━━ Given records ━━

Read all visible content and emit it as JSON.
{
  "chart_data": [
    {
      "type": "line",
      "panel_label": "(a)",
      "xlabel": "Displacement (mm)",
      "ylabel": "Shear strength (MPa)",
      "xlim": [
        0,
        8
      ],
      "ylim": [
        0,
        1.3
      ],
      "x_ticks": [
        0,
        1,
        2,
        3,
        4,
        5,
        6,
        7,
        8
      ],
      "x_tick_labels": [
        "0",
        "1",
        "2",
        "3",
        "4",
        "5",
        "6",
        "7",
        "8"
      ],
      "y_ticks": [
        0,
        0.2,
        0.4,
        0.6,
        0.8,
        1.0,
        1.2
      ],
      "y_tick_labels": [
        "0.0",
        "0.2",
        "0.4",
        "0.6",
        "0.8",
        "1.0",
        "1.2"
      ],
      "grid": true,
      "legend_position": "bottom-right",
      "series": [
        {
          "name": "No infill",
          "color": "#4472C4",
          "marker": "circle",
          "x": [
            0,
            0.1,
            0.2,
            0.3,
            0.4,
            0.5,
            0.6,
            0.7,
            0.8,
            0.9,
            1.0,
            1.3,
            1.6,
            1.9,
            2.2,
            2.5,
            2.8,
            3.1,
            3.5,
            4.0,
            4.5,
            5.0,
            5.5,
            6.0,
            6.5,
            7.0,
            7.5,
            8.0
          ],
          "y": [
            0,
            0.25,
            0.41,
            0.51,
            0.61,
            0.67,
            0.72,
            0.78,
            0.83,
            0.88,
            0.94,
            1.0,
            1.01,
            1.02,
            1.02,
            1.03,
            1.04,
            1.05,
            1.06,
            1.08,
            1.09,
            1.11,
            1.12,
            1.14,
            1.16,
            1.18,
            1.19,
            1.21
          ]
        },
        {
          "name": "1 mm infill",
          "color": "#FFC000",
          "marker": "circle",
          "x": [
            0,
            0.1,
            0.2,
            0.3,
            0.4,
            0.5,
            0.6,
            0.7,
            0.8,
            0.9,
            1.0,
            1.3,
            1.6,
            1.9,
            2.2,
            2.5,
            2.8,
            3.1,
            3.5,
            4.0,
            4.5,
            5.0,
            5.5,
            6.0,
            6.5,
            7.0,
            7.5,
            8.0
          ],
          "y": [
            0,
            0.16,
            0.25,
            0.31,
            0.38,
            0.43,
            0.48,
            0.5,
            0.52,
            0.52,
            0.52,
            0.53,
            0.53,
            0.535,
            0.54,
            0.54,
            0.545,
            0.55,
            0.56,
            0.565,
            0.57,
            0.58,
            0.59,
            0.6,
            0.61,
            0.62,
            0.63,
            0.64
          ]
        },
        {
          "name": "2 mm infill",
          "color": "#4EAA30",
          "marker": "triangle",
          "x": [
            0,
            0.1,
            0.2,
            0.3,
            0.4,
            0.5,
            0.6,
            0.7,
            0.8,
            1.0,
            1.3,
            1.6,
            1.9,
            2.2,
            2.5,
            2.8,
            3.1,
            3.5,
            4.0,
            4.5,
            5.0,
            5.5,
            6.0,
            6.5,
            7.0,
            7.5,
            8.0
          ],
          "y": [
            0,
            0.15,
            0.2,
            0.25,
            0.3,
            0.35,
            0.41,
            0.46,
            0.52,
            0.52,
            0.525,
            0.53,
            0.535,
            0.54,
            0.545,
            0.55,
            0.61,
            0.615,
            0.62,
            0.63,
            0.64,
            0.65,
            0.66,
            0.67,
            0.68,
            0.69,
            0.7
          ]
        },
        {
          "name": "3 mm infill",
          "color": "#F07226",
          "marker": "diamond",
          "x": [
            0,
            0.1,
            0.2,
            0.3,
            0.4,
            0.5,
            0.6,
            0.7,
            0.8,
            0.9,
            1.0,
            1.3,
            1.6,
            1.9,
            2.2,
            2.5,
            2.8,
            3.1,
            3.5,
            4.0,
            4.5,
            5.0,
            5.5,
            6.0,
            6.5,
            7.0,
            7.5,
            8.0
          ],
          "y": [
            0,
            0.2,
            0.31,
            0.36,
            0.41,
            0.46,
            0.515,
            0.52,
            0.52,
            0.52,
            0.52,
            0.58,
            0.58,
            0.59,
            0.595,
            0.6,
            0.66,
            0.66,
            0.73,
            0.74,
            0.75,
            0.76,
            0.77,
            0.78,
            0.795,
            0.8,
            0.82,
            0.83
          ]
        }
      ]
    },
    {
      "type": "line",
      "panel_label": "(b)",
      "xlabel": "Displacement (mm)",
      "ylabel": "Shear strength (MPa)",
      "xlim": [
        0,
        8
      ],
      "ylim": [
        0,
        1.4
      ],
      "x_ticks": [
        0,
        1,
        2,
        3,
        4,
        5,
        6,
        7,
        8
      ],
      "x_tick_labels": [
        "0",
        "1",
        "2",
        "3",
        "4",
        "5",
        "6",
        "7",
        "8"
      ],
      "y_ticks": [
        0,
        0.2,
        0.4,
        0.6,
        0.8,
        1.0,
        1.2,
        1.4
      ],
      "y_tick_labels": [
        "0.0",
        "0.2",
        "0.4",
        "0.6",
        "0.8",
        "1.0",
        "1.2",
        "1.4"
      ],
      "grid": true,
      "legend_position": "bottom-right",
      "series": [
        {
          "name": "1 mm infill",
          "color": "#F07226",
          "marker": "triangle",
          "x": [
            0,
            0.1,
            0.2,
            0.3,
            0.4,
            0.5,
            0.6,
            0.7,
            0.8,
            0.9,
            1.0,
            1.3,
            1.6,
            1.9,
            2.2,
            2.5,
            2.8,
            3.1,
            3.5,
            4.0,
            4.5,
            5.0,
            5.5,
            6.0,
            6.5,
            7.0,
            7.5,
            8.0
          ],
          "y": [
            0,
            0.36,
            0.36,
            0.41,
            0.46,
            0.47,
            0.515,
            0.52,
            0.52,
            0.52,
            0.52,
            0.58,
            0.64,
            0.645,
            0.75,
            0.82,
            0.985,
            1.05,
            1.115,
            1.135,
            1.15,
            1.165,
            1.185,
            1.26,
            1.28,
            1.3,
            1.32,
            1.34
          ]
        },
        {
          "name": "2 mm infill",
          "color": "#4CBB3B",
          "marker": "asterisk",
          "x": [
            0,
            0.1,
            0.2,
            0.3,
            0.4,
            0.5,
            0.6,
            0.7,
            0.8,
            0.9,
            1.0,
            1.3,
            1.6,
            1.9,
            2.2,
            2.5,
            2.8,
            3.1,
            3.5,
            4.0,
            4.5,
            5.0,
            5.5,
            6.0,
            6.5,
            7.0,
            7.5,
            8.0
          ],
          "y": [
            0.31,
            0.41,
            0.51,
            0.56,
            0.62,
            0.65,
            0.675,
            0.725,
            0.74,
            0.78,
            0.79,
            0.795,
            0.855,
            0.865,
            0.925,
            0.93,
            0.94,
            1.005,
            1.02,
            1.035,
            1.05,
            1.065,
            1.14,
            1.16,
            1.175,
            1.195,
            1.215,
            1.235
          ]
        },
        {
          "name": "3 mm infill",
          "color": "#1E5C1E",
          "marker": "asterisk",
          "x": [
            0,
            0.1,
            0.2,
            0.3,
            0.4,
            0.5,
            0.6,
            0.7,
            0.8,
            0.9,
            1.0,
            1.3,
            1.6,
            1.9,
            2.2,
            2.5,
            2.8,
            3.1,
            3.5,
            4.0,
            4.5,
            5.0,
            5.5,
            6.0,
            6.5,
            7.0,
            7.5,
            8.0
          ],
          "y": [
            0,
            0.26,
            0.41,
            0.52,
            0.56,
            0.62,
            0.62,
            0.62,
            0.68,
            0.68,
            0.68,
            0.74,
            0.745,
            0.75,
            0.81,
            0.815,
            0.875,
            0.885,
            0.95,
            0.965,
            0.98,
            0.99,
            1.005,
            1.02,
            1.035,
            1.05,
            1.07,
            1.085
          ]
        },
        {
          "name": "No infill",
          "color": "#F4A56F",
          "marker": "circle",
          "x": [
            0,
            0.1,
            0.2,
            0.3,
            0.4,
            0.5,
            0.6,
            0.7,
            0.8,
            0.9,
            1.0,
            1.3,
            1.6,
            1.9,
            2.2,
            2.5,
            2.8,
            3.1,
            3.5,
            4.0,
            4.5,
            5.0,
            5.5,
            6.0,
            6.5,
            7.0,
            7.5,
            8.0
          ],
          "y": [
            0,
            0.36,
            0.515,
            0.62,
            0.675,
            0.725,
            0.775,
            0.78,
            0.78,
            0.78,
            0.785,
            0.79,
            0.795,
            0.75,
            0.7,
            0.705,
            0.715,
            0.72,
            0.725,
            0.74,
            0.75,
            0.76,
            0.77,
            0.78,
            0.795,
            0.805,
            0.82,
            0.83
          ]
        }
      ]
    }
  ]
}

━━━

▶ _Given request_
Read through the entries and copy each line in which "color" appears.

▶ _The answer_
          "color": "#4472C4",
          "color": "#FFC000",
          "color": "#4EAA30",
          "color": "#F07226",
          "color": "#F07226",
          "color": "#4CBB3B",
          "color": "#1E5C1E",
          "color": "#F4A56F",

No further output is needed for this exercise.